_Goal_.
Extract all data as written.

□ □ □ □ □

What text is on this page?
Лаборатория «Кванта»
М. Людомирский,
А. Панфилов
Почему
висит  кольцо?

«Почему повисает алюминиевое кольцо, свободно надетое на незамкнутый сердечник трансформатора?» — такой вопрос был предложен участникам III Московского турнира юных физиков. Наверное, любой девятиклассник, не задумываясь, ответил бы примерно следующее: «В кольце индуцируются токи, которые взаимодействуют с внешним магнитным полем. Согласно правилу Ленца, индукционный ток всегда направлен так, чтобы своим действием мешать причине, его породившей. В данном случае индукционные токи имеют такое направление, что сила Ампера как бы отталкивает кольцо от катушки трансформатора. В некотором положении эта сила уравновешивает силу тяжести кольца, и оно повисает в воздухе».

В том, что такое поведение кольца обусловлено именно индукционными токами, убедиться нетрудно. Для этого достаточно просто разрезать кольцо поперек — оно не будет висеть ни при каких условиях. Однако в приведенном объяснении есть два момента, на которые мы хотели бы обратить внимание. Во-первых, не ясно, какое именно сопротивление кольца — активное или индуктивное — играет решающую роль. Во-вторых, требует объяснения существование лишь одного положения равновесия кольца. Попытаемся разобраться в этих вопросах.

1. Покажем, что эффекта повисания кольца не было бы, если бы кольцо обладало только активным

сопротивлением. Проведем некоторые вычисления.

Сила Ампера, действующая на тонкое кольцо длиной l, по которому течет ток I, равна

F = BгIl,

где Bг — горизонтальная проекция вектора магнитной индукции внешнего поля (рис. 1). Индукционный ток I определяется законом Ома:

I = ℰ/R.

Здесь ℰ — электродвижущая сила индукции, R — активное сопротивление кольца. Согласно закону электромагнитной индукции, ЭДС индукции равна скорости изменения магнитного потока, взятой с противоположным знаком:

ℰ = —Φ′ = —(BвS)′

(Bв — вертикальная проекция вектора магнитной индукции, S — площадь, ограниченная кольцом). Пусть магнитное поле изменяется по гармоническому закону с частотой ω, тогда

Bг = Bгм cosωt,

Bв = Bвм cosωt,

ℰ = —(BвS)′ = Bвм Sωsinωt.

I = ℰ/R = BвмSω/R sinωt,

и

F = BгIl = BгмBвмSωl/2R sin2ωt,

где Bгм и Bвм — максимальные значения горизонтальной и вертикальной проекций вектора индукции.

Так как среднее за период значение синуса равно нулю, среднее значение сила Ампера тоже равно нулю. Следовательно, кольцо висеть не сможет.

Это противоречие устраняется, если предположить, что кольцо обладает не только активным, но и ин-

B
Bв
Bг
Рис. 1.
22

□ □ □ □ □

_Exercise answer_.
What text is on this page?
Лаборатория «Кванта»
М. Людомирский,
А. Панфилов
Почему
висит  кольцо?

«Почему повисает алюминиевое кольцо, свободно надетое на незамкнутый сердечник трансформатора?» — такой вопрос был предложен участникам III Московского турнира юных физиков. Наверное, любой девятиклассник, не задумываясь, ответил бы примерно следующее: «В кольце индуцируются токи, которые взаимодействуют с внешним магнитным полем. Согласно правилу Ленца, индукционный ток всегда направлен так, чтобы своим действием мешать причине, его породившей. В данном случае индукционные токи имеют такое направление, что сила Ампера как бы отталкивает кольцо от катушки трансформатора. В некотором положении эта сила уравновешивает силу тяжести кольца, и оно повисает в воздухе».

В том, что такое поведение кольца обусловлено именно индукционными токами, убедиться нетрудно. Для этого достаточно просто разрезать кольцо поперек — оно не будет висеть ни при каких условиях. Однако в приведенном объяснении есть два момента, на которые мы хотели бы обратить внимание. Во-первых, не ясно, какое именно сопротивление кольца — активное или индуктивное — играет решающую роль. Во-вторых, требует объяснения существование лишь одного положения равновесия кольца. Попытаемся разобраться в этих вопросах.

1. Покажем, что эффекта повисания кольца не было бы, если бы кольцо обладало только активным

сопротивлением. Проведем некоторые вычисления.

Сила Ампера, действующая на тонкое кольцо длиной l, по которому течет ток I, равна

F = BгIl,

где Bг — горизонтальная проекция вектора магнитной индукции внешнего поля (рис. 1). Индукционный ток I определяется законом Ома:

I = ℰ/R.

Здесь ℰ — электродвижущая сила индукции, R — активное сопротивление кольца. Согласно закону электромагнитной индукции, ЭДС индукции равна скорости изменения магнитного потока, взятой с противоположным знаком:

ℰ = —Φ′ = —(BвS)′

(Bв — вертикальная проекция вектора магнитной индукции, S — площадь, ограниченная кольцом). Пусть магнитное поле изменяется по гармоническому закону с частотой ω, тогда

Bг = Bгм cosωt,

Bв = Bвм cosωt,

ℰ = —(BвS)′ = Bвм Sωsinωt.

I = ℰ/R = BвмSω/R sinωt,

и

F = BгIl = BгмBвмSωl/2R sin2ωt,

где Bгм и Bвм — максимальные значения горизонтальной и вертикальной проекций вектора индукции.

Так как среднее за период значение синуса равно нулю, среднее значение сила Ампера тоже равно нулю. Следовательно, кольцо висеть не сможет.

Это противоречие устраняется, если предположить, что кольцо обладает не только активным, но и ин-

B
Bв
Bг
Рис. 1.
22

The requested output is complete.